Data shown
####################

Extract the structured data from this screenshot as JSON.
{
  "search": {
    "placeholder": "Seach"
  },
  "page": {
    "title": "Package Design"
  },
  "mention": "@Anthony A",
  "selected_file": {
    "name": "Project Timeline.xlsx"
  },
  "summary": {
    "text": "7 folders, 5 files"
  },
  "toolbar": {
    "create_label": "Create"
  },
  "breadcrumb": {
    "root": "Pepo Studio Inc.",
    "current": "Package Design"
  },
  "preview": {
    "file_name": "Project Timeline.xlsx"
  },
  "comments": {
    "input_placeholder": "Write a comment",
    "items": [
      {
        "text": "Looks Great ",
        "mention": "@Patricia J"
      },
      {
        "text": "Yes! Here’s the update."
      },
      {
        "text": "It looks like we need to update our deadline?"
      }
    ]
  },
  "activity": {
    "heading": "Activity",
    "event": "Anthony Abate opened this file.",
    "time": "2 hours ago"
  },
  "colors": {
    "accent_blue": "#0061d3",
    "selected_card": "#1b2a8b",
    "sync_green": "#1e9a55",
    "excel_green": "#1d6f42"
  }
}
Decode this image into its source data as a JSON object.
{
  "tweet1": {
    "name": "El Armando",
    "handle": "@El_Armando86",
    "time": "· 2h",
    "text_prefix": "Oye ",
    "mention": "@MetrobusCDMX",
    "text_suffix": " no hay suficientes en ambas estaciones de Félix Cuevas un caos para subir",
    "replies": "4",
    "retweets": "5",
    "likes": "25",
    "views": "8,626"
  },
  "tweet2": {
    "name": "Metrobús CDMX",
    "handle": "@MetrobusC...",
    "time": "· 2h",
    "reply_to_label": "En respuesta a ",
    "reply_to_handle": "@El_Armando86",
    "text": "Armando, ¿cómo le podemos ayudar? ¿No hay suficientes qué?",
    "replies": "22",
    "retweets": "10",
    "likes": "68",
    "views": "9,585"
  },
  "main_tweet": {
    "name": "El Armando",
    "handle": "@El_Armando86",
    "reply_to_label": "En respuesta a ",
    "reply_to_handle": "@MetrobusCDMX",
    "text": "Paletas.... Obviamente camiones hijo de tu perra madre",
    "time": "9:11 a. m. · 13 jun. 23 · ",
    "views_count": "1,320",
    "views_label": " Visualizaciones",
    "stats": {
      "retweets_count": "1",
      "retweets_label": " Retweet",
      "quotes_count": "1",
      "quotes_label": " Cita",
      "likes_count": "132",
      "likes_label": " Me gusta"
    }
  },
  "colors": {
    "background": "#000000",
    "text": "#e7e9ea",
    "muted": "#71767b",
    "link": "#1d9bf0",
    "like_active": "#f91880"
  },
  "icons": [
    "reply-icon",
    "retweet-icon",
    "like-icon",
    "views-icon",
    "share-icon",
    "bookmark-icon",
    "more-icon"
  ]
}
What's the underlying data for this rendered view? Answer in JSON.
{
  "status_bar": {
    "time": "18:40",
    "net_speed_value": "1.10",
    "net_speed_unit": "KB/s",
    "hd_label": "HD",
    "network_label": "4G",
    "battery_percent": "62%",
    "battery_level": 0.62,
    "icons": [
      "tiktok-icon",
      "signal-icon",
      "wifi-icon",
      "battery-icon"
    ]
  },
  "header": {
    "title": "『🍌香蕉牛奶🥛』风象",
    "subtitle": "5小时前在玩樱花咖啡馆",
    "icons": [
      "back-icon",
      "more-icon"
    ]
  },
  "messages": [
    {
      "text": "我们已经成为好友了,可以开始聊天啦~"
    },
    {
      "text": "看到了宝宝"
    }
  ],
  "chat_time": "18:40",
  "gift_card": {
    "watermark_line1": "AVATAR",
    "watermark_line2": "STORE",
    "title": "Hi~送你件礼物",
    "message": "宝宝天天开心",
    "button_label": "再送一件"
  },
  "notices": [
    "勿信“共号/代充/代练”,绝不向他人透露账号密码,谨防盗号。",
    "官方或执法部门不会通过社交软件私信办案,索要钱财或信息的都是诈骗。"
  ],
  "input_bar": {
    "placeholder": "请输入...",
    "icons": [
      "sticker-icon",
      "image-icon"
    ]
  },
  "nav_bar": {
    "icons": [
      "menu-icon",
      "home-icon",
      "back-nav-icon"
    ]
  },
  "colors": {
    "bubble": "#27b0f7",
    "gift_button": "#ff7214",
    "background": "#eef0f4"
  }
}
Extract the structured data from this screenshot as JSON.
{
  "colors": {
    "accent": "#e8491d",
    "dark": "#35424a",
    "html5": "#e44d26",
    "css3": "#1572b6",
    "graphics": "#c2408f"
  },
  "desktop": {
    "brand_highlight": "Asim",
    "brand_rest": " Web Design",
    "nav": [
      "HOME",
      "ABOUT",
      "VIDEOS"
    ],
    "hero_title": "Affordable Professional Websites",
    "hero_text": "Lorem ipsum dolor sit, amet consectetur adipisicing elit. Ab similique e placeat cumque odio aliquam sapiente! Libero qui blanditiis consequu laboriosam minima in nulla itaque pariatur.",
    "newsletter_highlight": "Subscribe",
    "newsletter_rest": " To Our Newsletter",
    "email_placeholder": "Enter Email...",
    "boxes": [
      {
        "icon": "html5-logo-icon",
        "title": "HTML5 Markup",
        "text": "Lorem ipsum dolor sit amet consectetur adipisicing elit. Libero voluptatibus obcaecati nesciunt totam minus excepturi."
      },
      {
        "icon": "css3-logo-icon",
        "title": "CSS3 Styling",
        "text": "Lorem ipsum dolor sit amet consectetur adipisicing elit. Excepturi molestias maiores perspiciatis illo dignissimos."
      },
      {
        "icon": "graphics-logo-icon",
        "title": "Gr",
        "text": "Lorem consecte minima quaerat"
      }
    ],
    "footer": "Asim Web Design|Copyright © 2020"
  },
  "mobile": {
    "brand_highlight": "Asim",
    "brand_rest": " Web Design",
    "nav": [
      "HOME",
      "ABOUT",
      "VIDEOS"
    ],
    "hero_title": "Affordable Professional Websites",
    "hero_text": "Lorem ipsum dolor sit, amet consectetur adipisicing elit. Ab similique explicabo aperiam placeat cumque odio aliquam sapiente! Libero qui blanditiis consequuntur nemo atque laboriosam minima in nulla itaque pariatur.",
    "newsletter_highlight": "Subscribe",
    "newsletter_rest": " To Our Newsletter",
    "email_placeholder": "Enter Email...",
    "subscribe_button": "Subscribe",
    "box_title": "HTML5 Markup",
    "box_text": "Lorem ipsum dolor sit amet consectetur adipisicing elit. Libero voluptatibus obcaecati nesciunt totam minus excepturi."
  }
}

####################

Set exercise
Pull every line containing "this" from the material above.

Final result
Extract the structured data from this screenshot as JSON.
    "event": "Anthony Abate opened this file.",
Decode this image into its source data as a JSON object.
What's the underlying data for this rendered view? Answer in JSON.
Extract the structured data from this screenshot as JSON.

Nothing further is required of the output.